Root polytopes, Tutte polynomials, and a duality theorem for bipartite graphs

TL;DR

This paper establishes a deep connection between the interior polynomial of a bipartite hypergraph, the Ehrhart polynomial of its root polytope, and the triangulation's h-vector, revealing a duality and recovering known identities.

Contribution

It proves the equivalence of the interior polynomial, Ehrhart polynomial, and h-vector for bipartite graphs, and demonstrates a duality between a graph and its transpose.

* [STUDY MATERIAL]
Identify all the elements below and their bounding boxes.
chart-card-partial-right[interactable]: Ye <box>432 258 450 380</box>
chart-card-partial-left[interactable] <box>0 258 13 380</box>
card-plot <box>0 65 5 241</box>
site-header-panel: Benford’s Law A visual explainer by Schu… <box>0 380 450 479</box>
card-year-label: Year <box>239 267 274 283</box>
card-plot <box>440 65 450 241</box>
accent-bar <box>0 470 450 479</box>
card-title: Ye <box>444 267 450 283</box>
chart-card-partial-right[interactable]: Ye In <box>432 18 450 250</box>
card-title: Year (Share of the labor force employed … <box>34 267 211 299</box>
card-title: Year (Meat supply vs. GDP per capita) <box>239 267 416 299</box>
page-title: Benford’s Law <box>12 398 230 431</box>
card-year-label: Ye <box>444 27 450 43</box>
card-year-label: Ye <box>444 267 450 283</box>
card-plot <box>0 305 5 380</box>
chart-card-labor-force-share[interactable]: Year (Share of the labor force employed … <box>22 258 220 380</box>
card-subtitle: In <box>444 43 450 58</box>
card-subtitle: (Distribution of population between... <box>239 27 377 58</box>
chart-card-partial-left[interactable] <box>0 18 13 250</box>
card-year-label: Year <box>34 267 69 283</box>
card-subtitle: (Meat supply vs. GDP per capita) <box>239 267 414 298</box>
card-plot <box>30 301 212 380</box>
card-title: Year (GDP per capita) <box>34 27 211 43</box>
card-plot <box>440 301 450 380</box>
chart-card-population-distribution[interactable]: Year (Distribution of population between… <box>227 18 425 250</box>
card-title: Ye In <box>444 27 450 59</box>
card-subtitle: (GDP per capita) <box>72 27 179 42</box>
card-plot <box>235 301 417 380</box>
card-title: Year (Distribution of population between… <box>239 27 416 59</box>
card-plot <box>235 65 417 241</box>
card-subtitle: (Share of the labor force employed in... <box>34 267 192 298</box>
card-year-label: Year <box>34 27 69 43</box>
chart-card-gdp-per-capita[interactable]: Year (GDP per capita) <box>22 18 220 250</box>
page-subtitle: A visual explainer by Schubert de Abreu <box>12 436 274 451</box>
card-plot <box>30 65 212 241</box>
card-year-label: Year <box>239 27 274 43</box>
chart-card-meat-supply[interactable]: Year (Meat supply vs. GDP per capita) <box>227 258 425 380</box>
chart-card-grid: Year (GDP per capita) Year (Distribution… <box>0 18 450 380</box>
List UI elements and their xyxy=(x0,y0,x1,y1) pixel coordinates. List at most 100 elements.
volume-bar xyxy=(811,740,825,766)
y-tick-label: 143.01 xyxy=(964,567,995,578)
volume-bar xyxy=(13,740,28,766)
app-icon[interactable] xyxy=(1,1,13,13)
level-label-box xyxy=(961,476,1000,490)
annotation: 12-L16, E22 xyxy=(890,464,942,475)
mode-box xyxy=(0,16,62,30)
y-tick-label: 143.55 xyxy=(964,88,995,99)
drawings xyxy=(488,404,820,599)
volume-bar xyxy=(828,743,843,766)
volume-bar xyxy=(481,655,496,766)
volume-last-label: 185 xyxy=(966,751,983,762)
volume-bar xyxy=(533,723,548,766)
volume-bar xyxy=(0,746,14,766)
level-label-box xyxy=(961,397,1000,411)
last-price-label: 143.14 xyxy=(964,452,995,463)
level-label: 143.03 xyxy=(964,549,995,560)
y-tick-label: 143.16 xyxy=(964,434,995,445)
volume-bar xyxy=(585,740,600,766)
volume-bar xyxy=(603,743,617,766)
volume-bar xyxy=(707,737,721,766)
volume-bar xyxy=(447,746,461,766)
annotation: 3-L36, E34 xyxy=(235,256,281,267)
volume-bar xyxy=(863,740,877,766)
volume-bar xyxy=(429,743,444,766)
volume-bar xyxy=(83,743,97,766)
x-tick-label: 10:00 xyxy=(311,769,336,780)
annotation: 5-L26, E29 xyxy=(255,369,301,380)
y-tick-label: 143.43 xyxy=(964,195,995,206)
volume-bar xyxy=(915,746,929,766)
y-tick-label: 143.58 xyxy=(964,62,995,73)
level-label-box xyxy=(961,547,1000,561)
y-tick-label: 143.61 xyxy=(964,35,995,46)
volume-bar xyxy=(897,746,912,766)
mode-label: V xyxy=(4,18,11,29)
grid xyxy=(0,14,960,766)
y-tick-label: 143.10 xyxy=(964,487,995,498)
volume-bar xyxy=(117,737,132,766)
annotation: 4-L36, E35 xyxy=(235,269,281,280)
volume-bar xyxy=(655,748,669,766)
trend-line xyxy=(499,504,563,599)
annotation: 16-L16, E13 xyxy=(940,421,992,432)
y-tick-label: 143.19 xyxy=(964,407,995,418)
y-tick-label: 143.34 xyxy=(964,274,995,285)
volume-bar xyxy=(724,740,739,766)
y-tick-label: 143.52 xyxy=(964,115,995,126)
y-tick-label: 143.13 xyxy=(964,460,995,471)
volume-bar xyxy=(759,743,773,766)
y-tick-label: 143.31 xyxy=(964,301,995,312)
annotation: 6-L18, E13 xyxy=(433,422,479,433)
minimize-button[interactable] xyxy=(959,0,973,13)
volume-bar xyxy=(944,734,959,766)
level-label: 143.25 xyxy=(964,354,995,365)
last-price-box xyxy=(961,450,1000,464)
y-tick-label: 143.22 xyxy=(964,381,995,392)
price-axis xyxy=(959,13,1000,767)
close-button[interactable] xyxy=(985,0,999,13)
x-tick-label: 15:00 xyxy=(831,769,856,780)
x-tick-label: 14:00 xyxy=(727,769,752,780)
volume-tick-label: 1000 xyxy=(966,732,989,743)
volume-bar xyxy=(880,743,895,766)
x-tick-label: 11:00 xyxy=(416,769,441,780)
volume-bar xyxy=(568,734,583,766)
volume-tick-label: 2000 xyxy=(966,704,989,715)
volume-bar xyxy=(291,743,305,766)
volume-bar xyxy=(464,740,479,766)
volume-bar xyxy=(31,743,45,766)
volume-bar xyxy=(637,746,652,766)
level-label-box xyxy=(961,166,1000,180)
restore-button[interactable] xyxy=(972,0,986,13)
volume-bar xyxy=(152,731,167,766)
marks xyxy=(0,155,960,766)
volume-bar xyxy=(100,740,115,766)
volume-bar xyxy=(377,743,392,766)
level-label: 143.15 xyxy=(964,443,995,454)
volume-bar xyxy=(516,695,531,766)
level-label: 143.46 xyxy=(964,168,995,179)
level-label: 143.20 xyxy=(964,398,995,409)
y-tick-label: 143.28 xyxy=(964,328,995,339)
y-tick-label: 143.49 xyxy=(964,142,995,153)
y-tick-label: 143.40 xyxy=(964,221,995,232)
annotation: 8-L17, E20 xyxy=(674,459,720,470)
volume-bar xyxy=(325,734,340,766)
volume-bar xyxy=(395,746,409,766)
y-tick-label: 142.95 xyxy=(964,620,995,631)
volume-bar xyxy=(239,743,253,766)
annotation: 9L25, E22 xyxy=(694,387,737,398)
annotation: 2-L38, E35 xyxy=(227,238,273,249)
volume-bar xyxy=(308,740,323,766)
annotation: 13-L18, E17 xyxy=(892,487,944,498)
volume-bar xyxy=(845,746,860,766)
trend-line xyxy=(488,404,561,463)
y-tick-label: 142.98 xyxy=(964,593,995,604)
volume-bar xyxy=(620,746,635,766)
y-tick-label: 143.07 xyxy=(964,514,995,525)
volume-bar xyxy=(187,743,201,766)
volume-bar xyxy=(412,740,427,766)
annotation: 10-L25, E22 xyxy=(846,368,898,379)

* [SET OF TASKS]
A. From the summary of the root polytopes paper, print the part that opens with the words containing "Root polytopes, Tutte" and closes with "recovering known identities.".
B. Give what follows the last sentence of the summary of the paper on root polytopes and Tutte polynomials.

* [YOUR WRITTEN ANSWERS]
A.
Root polytopes, Tutte polynomials, and a duality theorem for bipartite graphs

TL;DR

This paper establishes a deep connection between the interior polynomial of a bipartite hypergraph, the Ehrhart polynomial of its root polytope, and the triangulation's h-vector, revealing a duality and recovering known identities.

B.
Findings

Interior polynomial equals Ehrhart polynomial of the root polytope

Interior polynomials of a bipartite graph and its transpose are equal

Special cases recover known hypergeometric identities and relate to Floer homology

Abstract

Let G be a connected bipartite graph with color classes E and V and root polytope Q. Regarding the hypergraph (V,E) induced by G, we prove that its interior polynomial is equivalent to the Ehrhart polynomial of Q, which in turn is equivalent to the h-vector of any triangulation of Q. It follows that the interior polynomials of (V,E) and its transpose (E,V) agree. When G is a complete bipartite graph, our result recovers a well known hypergeometric identity due to Saalsch\"utz. It also implies that certain extremal coefficients in the Homfly polynomial of a special alternating link can be read off of an associated Floer homology group.